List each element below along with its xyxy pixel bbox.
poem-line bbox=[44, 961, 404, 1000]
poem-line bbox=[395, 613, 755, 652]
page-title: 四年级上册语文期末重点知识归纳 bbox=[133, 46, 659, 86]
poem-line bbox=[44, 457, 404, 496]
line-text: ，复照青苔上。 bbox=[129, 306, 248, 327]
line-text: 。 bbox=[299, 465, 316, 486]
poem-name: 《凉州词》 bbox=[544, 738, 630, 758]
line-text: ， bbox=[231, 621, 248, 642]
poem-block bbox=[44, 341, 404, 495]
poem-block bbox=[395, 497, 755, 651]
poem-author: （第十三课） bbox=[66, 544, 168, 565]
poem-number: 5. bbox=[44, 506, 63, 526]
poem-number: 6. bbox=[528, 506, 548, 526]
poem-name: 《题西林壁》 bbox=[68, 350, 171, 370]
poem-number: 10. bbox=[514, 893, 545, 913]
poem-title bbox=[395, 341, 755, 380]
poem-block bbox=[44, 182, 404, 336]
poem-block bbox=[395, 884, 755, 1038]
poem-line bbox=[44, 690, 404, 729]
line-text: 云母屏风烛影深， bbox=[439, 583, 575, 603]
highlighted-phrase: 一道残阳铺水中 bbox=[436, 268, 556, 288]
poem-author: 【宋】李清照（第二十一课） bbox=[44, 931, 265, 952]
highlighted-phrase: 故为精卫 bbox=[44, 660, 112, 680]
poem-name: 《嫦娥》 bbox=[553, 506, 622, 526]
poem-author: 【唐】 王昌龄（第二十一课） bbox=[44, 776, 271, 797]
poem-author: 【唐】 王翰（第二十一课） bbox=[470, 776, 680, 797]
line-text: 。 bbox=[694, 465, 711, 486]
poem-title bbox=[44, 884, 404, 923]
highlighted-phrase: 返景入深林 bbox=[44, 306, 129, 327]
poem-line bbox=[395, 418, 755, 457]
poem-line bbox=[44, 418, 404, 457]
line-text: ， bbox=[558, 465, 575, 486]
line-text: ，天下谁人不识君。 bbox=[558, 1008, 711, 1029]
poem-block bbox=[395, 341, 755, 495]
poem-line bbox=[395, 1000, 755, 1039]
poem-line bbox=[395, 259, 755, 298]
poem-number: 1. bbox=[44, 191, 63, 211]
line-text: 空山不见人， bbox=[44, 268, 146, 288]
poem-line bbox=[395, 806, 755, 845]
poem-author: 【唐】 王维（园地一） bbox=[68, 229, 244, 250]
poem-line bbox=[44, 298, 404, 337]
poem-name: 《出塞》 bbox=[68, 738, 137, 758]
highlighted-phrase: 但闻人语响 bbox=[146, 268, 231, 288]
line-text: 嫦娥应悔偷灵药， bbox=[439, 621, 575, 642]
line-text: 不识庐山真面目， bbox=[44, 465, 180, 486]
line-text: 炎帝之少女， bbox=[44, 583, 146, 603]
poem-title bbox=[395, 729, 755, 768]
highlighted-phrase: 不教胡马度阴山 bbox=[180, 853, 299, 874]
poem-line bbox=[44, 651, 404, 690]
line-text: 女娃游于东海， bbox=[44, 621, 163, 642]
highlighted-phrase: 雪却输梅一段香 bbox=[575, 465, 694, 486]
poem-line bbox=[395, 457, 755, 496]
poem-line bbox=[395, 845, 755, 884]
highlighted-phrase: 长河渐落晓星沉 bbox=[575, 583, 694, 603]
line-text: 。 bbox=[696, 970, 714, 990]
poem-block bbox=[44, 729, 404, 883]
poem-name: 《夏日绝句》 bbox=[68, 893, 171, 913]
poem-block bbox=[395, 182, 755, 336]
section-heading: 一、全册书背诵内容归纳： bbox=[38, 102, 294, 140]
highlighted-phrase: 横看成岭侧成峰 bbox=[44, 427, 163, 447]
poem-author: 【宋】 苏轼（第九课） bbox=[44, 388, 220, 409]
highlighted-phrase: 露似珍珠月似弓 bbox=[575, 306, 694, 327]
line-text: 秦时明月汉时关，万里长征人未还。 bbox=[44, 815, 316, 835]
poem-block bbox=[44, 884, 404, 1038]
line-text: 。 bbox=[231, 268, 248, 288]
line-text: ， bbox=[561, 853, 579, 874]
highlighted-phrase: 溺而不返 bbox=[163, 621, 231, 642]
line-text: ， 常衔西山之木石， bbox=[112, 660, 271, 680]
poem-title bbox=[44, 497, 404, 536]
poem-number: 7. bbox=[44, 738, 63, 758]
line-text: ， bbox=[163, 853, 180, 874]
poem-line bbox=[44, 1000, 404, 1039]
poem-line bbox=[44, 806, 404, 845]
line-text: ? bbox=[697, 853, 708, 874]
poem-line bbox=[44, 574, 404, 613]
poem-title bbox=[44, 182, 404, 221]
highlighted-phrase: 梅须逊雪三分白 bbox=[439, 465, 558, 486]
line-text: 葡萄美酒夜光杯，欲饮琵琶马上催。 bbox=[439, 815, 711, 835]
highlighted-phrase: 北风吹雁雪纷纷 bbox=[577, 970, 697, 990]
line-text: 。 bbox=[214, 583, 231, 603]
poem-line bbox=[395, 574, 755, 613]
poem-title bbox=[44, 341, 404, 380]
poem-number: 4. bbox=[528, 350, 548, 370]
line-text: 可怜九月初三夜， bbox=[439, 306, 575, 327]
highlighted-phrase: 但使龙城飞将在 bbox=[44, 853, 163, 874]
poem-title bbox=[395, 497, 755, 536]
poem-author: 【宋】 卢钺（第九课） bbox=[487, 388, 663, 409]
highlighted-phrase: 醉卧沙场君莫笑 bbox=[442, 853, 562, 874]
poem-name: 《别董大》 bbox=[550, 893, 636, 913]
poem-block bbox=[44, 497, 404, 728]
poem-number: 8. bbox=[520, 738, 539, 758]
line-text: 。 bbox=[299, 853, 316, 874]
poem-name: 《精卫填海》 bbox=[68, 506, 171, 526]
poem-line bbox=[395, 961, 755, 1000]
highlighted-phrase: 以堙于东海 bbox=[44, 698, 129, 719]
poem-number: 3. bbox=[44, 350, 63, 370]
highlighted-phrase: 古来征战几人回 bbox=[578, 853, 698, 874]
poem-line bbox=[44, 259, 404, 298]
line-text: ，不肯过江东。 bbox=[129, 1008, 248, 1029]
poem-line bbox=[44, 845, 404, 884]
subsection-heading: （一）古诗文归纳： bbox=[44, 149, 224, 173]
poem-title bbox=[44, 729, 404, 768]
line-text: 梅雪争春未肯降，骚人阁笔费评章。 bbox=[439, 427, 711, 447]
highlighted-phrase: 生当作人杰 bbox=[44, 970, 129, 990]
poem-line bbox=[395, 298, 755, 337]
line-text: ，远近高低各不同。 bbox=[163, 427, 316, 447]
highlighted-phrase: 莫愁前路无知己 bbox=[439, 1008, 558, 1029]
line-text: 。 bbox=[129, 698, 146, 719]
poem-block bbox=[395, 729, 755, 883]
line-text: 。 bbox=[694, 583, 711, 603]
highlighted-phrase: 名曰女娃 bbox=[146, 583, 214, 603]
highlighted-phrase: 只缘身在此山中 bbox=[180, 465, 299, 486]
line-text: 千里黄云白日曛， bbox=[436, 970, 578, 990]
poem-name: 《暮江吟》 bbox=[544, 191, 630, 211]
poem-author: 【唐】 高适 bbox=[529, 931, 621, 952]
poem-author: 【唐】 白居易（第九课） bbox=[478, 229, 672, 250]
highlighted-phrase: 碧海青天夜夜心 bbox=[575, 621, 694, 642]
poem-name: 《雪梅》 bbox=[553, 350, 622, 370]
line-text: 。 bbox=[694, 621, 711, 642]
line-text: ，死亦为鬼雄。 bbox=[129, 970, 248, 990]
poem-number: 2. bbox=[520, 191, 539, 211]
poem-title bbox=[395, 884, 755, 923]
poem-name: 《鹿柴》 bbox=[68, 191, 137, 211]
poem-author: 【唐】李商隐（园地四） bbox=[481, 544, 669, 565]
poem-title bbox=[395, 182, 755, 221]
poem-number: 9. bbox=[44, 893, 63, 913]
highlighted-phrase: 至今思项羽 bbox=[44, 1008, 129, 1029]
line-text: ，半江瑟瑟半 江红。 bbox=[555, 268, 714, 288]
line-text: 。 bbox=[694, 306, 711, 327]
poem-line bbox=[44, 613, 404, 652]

(Exercise description)
Copy the material starting at its first line and ending at the line that contains "highlighted-phrase: 长河渐落晓星沉 bbox=[575, 583, 694, 603]", swapping "highlighted-phrase" for "marked-phrase" and leaving everything else as it is.

(Complete output)
List each element below along with its xyxy pixel bbox.
poem-line bbox=[44, 961, 404, 1000]
poem-line bbox=[395, 613, 755, 652]
page-title: 四年级上册语文期末重点知识归纳 bbox=[133, 46, 659, 86]
poem-line bbox=[44, 457, 404, 496]
line-text: ，复照青苔上。 bbox=[129, 306, 248, 327]
line-text: 。 bbox=[299, 465, 316, 486]
poem-name: 《凉州词》 bbox=[544, 738, 630, 758]
line-text: ， bbox=[231, 621, 248, 642]
poem-block bbox=[44, 341, 404, 495]
poem-block bbox=[395, 497, 755, 651]
poem-author: （第十三课） bbox=[66, 544, 168, 565]
poem-number: 5. bbox=[44, 506, 63, 526]
poem-number: 6. bbox=[528, 506, 548, 526]
poem-name: 《题西林壁》 bbox=[68, 350, 171, 370]
poem-number: 10. bbox=[514, 893, 545, 913]
poem-title bbox=[395, 341, 755, 380]
poem-block bbox=[44, 182, 404, 336]
poem-block bbox=[395, 884, 755, 1038]
poem-line bbox=[44, 690, 404, 729]
line-text: 云母屏风烛影深， bbox=[439, 583, 575, 603]
marked-phrase: 一道残阳铺水中 bbox=[436, 268, 556, 288]
poem-author: 【宋】李清照（第二十一课） bbox=[44, 931, 265, 952]
marked-phrase: 故为精卫 bbox=[44, 660, 112, 680]
poem-name: 《嫦娥》 bbox=[553, 506, 622, 526]
poem-author: 【唐】 王昌龄（第二十一课） bbox=[44, 776, 271, 797]
poem-author: 【唐】 王翰（第二十一课） bbox=[470, 776, 680, 797]
line-text: 。 bbox=[694, 465, 711, 486]
poem-title bbox=[44, 884, 404, 923]
marked-phrase: 返景入深林 bbox=[44, 306, 129, 327]
poem-line bbox=[395, 418, 755, 457]
poem-line bbox=[44, 418, 404, 457]
line-text: ， bbox=[558, 465, 575, 486]
line-text: ，天下谁人不识君。 bbox=[558, 1008, 711, 1029]
poem-block bbox=[395, 341, 755, 495]
poem-line bbox=[395, 1000, 755, 1039]
poem-line bbox=[395, 259, 755, 298]
poem-number: 1. bbox=[44, 191, 63, 211]
line-text: 空山不见人， bbox=[44, 268, 146, 288]
poem-line bbox=[395, 806, 755, 845]
poem-author: 【唐】 王维（园地一） bbox=[68, 229, 244, 250]
poem-line bbox=[44, 298, 404, 337]
poem-name: 《出塞》 bbox=[68, 738, 137, 758]
marked-phrase: 但闻人语响 bbox=[146, 268, 231, 288]
line-text: 嫦娥应悔偷灵药， bbox=[439, 621, 575, 642]
line-text: 不识庐山真面目， bbox=[44, 465, 180, 486]
line-text: 炎帝之少女， bbox=[44, 583, 146, 603]
poem-title bbox=[395, 729, 755, 768]
marked-phrase: 不教胡马度阴山 bbox=[180, 853, 299, 874]
poem-line bbox=[44, 651, 404, 690]
line-text: 女娃游于东海， bbox=[44, 621, 163, 642]
marked-phrase: 雪却输梅一段香 bbox=[575, 465, 694, 486]
poem-line bbox=[395, 457, 755, 496]
poem-line bbox=[395, 845, 755, 884]
marked-phrase: 长河渐落晓星沉 bbox=[575, 583, 694, 603]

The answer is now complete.